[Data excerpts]
--
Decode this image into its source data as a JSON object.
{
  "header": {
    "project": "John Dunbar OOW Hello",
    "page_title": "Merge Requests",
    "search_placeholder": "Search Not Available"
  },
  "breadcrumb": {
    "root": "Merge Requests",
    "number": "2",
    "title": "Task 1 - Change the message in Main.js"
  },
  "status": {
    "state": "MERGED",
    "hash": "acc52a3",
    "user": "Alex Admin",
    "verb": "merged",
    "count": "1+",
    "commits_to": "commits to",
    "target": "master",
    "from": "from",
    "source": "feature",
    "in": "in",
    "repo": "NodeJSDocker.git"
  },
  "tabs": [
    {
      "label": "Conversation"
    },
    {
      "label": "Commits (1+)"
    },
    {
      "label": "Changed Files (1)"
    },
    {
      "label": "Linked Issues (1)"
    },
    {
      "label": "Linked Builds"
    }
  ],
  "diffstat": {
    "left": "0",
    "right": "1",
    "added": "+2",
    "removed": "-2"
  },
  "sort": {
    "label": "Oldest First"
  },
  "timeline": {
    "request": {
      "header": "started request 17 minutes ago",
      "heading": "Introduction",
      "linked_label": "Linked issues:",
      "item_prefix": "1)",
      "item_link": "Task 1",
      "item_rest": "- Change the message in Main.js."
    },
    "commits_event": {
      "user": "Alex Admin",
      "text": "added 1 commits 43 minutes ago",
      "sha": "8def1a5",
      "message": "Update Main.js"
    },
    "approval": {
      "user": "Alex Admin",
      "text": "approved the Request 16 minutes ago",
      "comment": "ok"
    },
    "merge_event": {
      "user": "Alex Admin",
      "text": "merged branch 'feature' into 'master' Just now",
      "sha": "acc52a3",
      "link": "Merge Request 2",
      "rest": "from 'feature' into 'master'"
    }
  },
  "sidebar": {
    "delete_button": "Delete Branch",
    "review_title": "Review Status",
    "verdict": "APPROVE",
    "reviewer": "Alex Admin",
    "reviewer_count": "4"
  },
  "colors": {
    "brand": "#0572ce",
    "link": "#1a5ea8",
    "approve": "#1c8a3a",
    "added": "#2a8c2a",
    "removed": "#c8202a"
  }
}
--
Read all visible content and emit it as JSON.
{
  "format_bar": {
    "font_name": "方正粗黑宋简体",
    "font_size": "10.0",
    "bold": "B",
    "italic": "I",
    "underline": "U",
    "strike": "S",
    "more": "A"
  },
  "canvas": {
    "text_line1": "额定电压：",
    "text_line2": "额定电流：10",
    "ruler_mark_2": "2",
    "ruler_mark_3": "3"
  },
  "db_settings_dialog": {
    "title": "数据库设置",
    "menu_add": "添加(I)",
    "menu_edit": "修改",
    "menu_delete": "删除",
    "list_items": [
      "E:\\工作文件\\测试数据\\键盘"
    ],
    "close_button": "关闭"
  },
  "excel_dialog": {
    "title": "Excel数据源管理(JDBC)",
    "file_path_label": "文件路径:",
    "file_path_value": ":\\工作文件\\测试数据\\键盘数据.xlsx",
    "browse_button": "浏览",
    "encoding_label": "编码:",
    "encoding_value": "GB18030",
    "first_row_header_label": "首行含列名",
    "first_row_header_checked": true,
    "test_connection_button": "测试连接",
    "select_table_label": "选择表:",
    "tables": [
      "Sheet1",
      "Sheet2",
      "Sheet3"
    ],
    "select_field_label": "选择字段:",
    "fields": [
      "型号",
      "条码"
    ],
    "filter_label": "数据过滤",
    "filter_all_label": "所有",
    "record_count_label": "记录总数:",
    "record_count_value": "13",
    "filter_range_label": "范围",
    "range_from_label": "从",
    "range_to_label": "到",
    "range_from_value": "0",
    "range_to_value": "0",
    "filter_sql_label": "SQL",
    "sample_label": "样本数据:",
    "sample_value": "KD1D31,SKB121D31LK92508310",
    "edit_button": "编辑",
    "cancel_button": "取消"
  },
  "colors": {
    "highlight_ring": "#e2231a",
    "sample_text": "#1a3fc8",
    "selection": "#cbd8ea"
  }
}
--
Tally how many lines of the material contain the word "Main". The answer must be the number and nothing else.

3